## [WHAT THE TASK ASKS]
From the data below, copy each line that includes the word "name".

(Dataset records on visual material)

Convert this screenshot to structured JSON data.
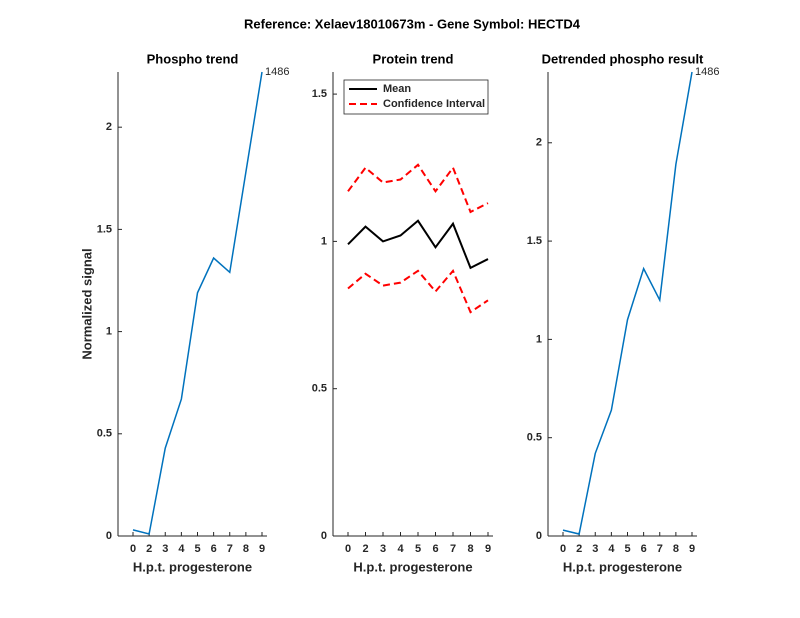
{
  "title": "Reference:  Xelaev18010673m - Gene Symbol:  HECTD4",
  "chart_data": [
    {
      "type": "line",
      "title": "Phospho trend",
      "xlabel": "H.p.t. progesterone",
      "ylabel": "Normalized signal",
      "categories": [
        "0",
        "2",
        "3",
        "4",
        "5",
        "6",
        "7",
        "8",
        "9"
      ],
      "ylim": [
        0,
        2.27
      ],
      "yticks": [
        0,
        0.5,
        1,
        1.5,
        2
      ],
      "series": [
        {
          "color": "#0072bd",
          "values": [
            0.03,
            0.01,
            0.43,
            0.67,
            1.19,
            1.36,
            1.29,
            1.78,
            2.27
          ]
        }
      ],
      "annotation": "1486"
    },
    {
      "type": "line",
      "title": "Protein trend",
      "xlabel": "H.p.t. progesterone",
      "categories": [
        "0",
        "2",
        "3",
        "4",
        "5",
        "6",
        "7",
        "8",
        "9"
      ],
      "ylim": [
        0,
        1.575
      ],
      "yticks": [
        0,
        0.5,
        1,
        1.5
      ],
      "legend": "upper left",
      "series": [
        {
          "name": "Mean",
          "color": "#000000",
          "values": [
            0.99,
            1.05,
            1.0,
            1.02,
            1.07,
            0.98,
            1.06,
            0.91,
            0.94
          ]
        },
        {
          "name": "Confidence Interval",
          "color": "#ff0000",
          "dashed": true,
          "values": [
            1.17,
            1.25,
            1.2,
            1.21,
            1.26,
            1.17,
            1.25,
            1.1,
            1.13
          ]
        },
        {
          "color": "#ff0000",
          "dashed": true,
          "values": [
            0.84,
            0.89,
            0.85,
            0.86,
            0.9,
            0.83,
            0.9,
            0.76,
            0.8
          ]
        }
      ]
    },
    {
      "type": "line",
      "title": "Detrended phospho result",
      "xlabel": "H.p.t. progesterone",
      "categories": [
        "0",
        "2",
        "3",
        "4",
        "5",
        "6",
        "7",
        "8",
        "9"
      ],
      "ylim": [
        0,
        2.36
      ],
      "yticks": [
        0,
        0.5,
        1,
        1.5,
        2
      ],
      "series": [
        {
          "color": "#0072bd",
          "values": [
            0.03,
            0.01,
            0.42,
            0.64,
            1.1,
            1.36,
            1.2,
            1.89,
            2.36
          ]
        }
      ],
      "annotation": "1486"
    }
  ]
}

## [OUTPUT OF THE EXERCISE]
          "name": "Mean",
          "name": "Confidence Interval",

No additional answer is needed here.